• What to produce: Scan the data. Collect each line that contains the word "text".

Excerpts from a figure dataset:
---------------

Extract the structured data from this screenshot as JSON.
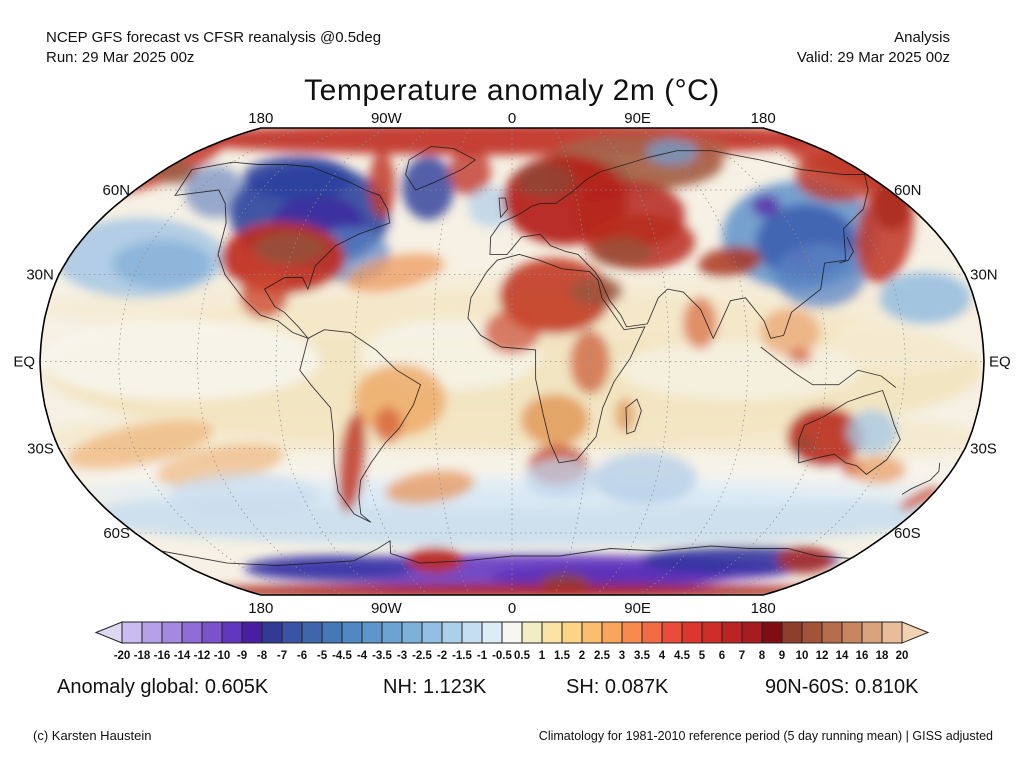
{
  "header": {
    "left_line1": "NCEP GFS forecast vs CFSR reanalysis @0.5deg",
    "left_line2": "Run: 29 Mar 2025 00z",
    "right_line1": "Analysis",
    "right_line2": "Valid: 29 Mar 2025 00z"
  },
  "title": "Temperature anomaly 2m (°C)",
  "map": {
    "top_lon_labels": [
      "180",
      "90W",
      "0",
      "90E",
      "180"
    ],
    "bottom_lon_labels": [
      "180",
      "90W",
      "0",
      "90E",
      "180"
    ],
    "left_lat_labels": [
      "60N",
      "30N",
      "EQ",
      "30S",
      "60S"
    ],
    "right_lat_labels": [
      "60N",
      "30N",
      "EQ",
      "30S",
      "60S"
    ],
    "base_color": "#f6f1e4",
    "field_blobs": [
      [
        512,
        370,
        470,
        78,
        0,
        "#f1e3bb",
        0.85
      ],
      [
        512,
        308,
        470,
        32,
        0,
        "#f5e9ce",
        0.6
      ],
      [
        512,
        438,
        470,
        35,
        0,
        "#f3e6c5",
        0.6
      ],
      [
        512,
        472,
        460,
        22,
        0,
        "#f7f5f0",
        0.7
      ],
      [
        512,
        516,
        440,
        30,
        0,
        "#cadeee",
        0.9
      ],
      [
        512,
        492,
        440,
        16,
        0,
        "#dfecf6",
        0.7
      ],
      [
        180,
        360,
        140,
        40,
        0,
        "#f7f6f1",
        0.8
      ],
      [
        450,
        355,
        90,
        35,
        0,
        "#f7f6f1",
        0.7
      ],
      [
        740,
        370,
        120,
        30,
        0,
        "#f7f6f1",
        0.6
      ],
      [
        905,
        345,
        75,
        28,
        0,
        "#f5efdd",
        0.5
      ],
      [
        512,
        139,
        345,
        16,
        0,
        "#c2372a",
        0.95
      ],
      [
        150,
        160,
        80,
        26,
        -18,
        "#c2372a",
        0.85
      ],
      [
        870,
        158,
        95,
        28,
        14,
        "#c2372a",
        0.85
      ],
      [
        635,
        163,
        88,
        28,
        0,
        "#a5624a",
        0.95
      ],
      [
        588,
        180,
        42,
        22,
        0,
        "#9a5a42",
        0.85
      ],
      [
        700,
        150,
        30,
        14,
        0,
        "#b5624a",
        0.7
      ],
      [
        672,
        152,
        26,
        13,
        0,
        "#6f9fd0",
        0.75
      ],
      [
        175,
        172,
        22,
        12,
        0,
        "#9a5c44",
        0.8
      ],
      [
        215,
        192,
        30,
        26,
        0,
        "#6d89c0",
        0.7
      ],
      [
        310,
        215,
        80,
        52,
        0,
        "#31479e",
        0.92
      ],
      [
        318,
        225,
        46,
        30,
        0,
        "#3d2b9e",
        0.85
      ],
      [
        298,
        178,
        55,
        22,
        0,
        "#2c3f9c",
        0.85
      ],
      [
        350,
        255,
        40,
        28,
        0,
        "#5b86c4",
        0.7
      ],
      [
        382,
        185,
        13,
        33,
        0,
        "#c0392b",
        0.85
      ],
      [
        428,
        188,
        26,
        32,
        0,
        "#35479e",
        0.85
      ],
      [
        470,
        172,
        21,
        24,
        0,
        "#c0392b",
        0.8
      ],
      [
        492,
        207,
        24,
        20,
        0,
        "#b8d2ea",
        0.8
      ],
      [
        140,
        258,
        85,
        40,
        0,
        "#abc9e4",
        0.9
      ],
      [
        162,
        264,
        50,
        24,
        0,
        "#85b0d8",
        0.8
      ],
      [
        283,
        258,
        62,
        36,
        0,
        "#bf2c20",
        0.92
      ],
      [
        290,
        248,
        36,
        16,
        0,
        "#96523a",
        0.9
      ],
      [
        264,
        296,
        24,
        22,
        0,
        "#cc4930",
        0.8
      ],
      [
        395,
        273,
        50,
        17,
        -12,
        "#ee9a5e",
        0.75
      ],
      [
        565,
        200,
        62,
        45,
        0,
        "#b5241e",
        0.95
      ],
      [
        545,
        180,
        30,
        17,
        0,
        "#8f4936",
        0.8
      ],
      [
        630,
        215,
        55,
        34,
        0,
        "#b5241e",
        0.85
      ],
      [
        640,
        242,
        55,
        28,
        0,
        "#b92c1f",
        0.85
      ],
      [
        622,
        252,
        30,
        15,
        0,
        "#96523a",
        0.8
      ],
      [
        555,
        296,
        56,
        38,
        0,
        "#c23a24",
        0.9
      ],
      [
        596,
        291,
        27,
        15,
        0,
        "#9a5540",
        0.8
      ],
      [
        512,
        332,
        28,
        22,
        0,
        "#cc4930",
        0.7
      ],
      [
        590,
        362,
        20,
        32,
        0,
        "#cc5530",
        0.7
      ],
      [
        800,
        236,
        78,
        55,
        0,
        "#6f9cce",
        0.95
      ],
      [
        806,
        242,
        50,
        38,
        0,
        "#3c5fae",
        0.88
      ],
      [
        766,
        206,
        14,
        11,
        0,
        "#5a2ea8",
        0.85
      ],
      [
        800,
        256,
        10,
        8,
        0,
        "#4d27a8",
        0.7
      ],
      [
        820,
        276,
        46,
        32,
        0,
        "#5b86c4",
        0.75
      ],
      [
        840,
        176,
        45,
        26,
        0,
        "#bf3a28",
        0.85
      ],
      [
        885,
        232,
        28,
        52,
        10,
        "#c0392b",
        0.88
      ],
      [
        892,
        206,
        20,
        24,
        0,
        "#a82818",
        0.8
      ],
      [
        925,
        298,
        46,
        26,
        0,
        "#93bcdf",
        0.85
      ],
      [
        730,
        262,
        32,
        15,
        -8,
        "#ab3520",
        0.85
      ],
      [
        700,
        323,
        17,
        26,
        0,
        "#d8693e",
        0.7
      ],
      [
        790,
        332,
        30,
        24,
        0,
        "#e8945c",
        0.6
      ],
      [
        800,
        356,
        12,
        8,
        0,
        "#cc4930",
        0.6
      ],
      [
        400,
        400,
        46,
        36,
        0,
        "#eda763",
        0.8
      ],
      [
        388,
        425,
        14,
        18,
        0,
        "#d55a35",
        0.7
      ],
      [
        352,
        462,
        13,
        50,
        6,
        "#c03a28",
        0.85
      ],
      [
        140,
        445,
        75,
        20,
        -12,
        "#f0b478",
        0.7
      ],
      [
        220,
        465,
        65,
        18,
        -10,
        "#eeae6e",
        0.6
      ],
      [
        245,
        495,
        75,
        22,
        0,
        "#c9dcee",
        0.75
      ],
      [
        430,
        487,
        45,
        16,
        -8,
        "#e89050",
        0.7
      ],
      [
        555,
        420,
        34,
        26,
        0,
        "#e09552",
        0.8
      ],
      [
        558,
        465,
        30,
        20,
        0,
        "#c74428",
        0.8
      ],
      [
        625,
        415,
        10,
        17,
        0,
        "#e0924e",
        0.7
      ],
      [
        645,
        478,
        52,
        26,
        0,
        "#b7d0e8",
        0.8
      ],
      [
        560,
        478,
        36,
        20,
        0,
        "#bfd6ec",
        0.75
      ],
      [
        825,
        437,
        38,
        30,
        0,
        "#b92c1f",
        0.9
      ],
      [
        805,
        443,
        9,
        7,
        0,
        "#8f4936",
        0.8
      ],
      [
        872,
        432,
        25,
        22,
        0,
        "#a8c8e4",
        0.8
      ],
      [
        852,
        468,
        11,
        9,
        0,
        "#c84a2e",
        0.7
      ],
      [
        920,
        498,
        23,
        6,
        -28,
        "#d0502c",
        0.9
      ],
      [
        878,
        470,
        28,
        14,
        0,
        "#e89050",
        0.65
      ],
      [
        520,
        570,
        275,
        16,
        0,
        "#6b40c4",
        0.95
      ],
      [
        610,
        576,
        120,
        12,
        0,
        "#5a30b8",
        0.9
      ],
      [
        330,
        568,
        85,
        13,
        0,
        "#3a3aa4",
        0.85
      ],
      [
        740,
        560,
        100,
        14,
        0,
        "#2e2f9c",
        0.85
      ],
      [
        435,
        560,
        28,
        13,
        0,
        "#bf2c20",
        0.9
      ],
      [
        805,
        560,
        28,
        14,
        0,
        "#b5301f",
        0.8
      ],
      [
        565,
        581,
        24,
        8,
        0,
        "#8f4936",
        0.8
      ],
      [
        512,
        591,
        345,
        7,
        0,
        "#a81a16",
        0.95
      ]
    ]
  },
  "colorbar": {
    "tick_labels": [
      "-20",
      "-18",
      "-16",
      "-14",
      "-12",
      "-10",
      "-9",
      "-8",
      "-7",
      "-6",
      "-5",
      "-4.5",
      "-4",
      "-3.5",
      "-3",
      "-2.5",
      "-2",
      "-1.5",
      "-1",
      "-0.5",
      "0.5",
      "1",
      "1.5",
      "2",
      "2.5",
      "3",
      "3.5",
      "4",
      "4.5",
      "5",
      "6",
      "7",
      "8",
      "9",
      "10",
      "12",
      "14",
      "16",
      "18",
      "20"
    ],
    "cell_colors": [
      "#c9bcf0",
      "#b6a1e8",
      "#a589e0",
      "#8f6cd6",
      "#7a52cb",
      "#6137bf",
      "#471fa0",
      "#313b95",
      "#3a53a4",
      "#3f66ad",
      "#4677b6",
      "#4f88c2",
      "#5c96ca",
      "#6ba3d2",
      "#7db1da",
      "#93c0e2",
      "#abd0ea",
      "#c5def1",
      "#ddedf8",
      "#f7f6f1",
      "#f2edc3",
      "#fbe3a6",
      "#fcd488",
      "#fbbd6e",
      "#faa55c",
      "#f88a50",
      "#f26b45",
      "#e94c38",
      "#dc372c",
      "#cf2d27",
      "#bc2423",
      "#a81b1e",
      "#800d12",
      "#8e3e2a",
      "#a25338",
      "#b56d4c",
      "#c7865f",
      "#d9a37d",
      "#e9bd99"
    ],
    "arrow_left_color": "#ded9f2",
    "arrow_right_color": "#f3d2b2",
    "border_color": "#222222"
  },
  "stats": {
    "items": [
      {
        "text": "Anomaly global: 0.605K"
      },
      {
        "text": "NH: 1.123K"
      },
      {
        "text": "SH: 0.087K"
      },
      {
        "text": "90N-60S: 0.810K"
      }
    ]
  },
  "footer": {
    "left": "(c) Karsten Haustein",
    "right": "Climatology for 1981-2010 reference period (5 day running mean) | GISS adjusted"
  },
  "chart_data": {
    "type": "heatmap",
    "title": "Temperature anomaly 2m (°C)",
    "subtitle": "NCEP GFS forecast vs CFSR reanalysis @0.5deg — Analysis, Run/Valid 29 Mar 2025 00z",
    "units": "°C (anomaly vs 1981-2010 climatology, 5 day running mean, GISS adjusted)",
    "projection": "robinson",
    "grid": "dotted graticule every 30° latitude/longitude",
    "xlabel_ticks": [
      "180",
      "90W",
      "0",
      "90E",
      "180"
    ],
    "ylabel_ticks": [
      "60N",
      "30N",
      "EQ",
      "30S",
      "60S"
    ],
    "colorbar_levels": [
      -20,
      -18,
      -16,
      -14,
      -12,
      -10,
      -9,
      -8,
      -7,
      -6,
      -5,
      -4.5,
      -4,
      -3.5,
      -3,
      -2.5,
      -2,
      -1.5,
      -1,
      -0.5,
      0.5,
      1,
      1.5,
      2,
      2.5,
      3,
      3.5,
      4,
      4.5,
      5,
      6,
      7,
      8,
      9,
      10,
      12,
      14,
      16,
      18,
      20
    ],
    "legend_position": "bottom",
    "stats": {
      "anomaly_global_K": 0.605,
      "NH_K": 1.123,
      "SH_K": 0.087,
      "band_90N_60S_K": 0.81
    },
    "features": [
      {
        "region": "Arctic cap / northern Russia",
        "anomaly_C": "+10 to +18 (warm, brown shades)"
      },
      {
        "region": "Europe / Scandinavia / western Russia",
        "anomaly_C": "+6 to +14 (strong warm)"
      },
      {
        "region": "Central & eastern United States",
        "anomaly_C": "+8 to +14 (strong warm, brown core)"
      },
      {
        "region": "Central Canada / Hudson Bay",
        "anomaly_C": "-8 to -14 (strong cold)"
      },
      {
        "region": "Central Siberia / Mongolia / China",
        "anomaly_C": "-6 to -12 with spots below -14"
      },
      {
        "region": "Gulf of Alaska / NE Pacific",
        "anomaly_C": "-2 to -5 (cool ocean)"
      },
      {
        "region": "Sahara / Middle East",
        "anomaly_C": "+4 to +10"
      },
      {
        "region": "NW Pacific east of Japan",
        "anomaly_C": "+3 to +7"
      },
      {
        "region": "Western Australia",
        "anomaly_C": "+4 to +8"
      },
      {
        "region": "Eastern Australia",
        "anomaly_C": "-1 to -3"
      },
      {
        "region": "Argentina / Andes",
        "anomaly_C": "+4 to +8"
      },
      {
        "region": "New Zealand",
        "anomaly_C": "+3 to +6"
      },
      {
        "region": "Southern Ocean 50S-65S",
        "anomaly_C": "-1 to -3 (broad cool band)"
      },
      {
        "region": "Antarctic coast",
        "anomaly_C": "-10 to -20 (purple) with warm pockets"
      },
      {
        "region": "Antarctic interior (map edge)",
        "anomaly_C": "+8 to +16 (warm band)"
      }
    ]
  }
}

---------------

• Answer to the task:
        "text": "Anomaly global: 0.605K"
        "text": "NH: 1.123K"
        "text": "SH: 0.087K"
        "text": "90N-60S: 0.810K"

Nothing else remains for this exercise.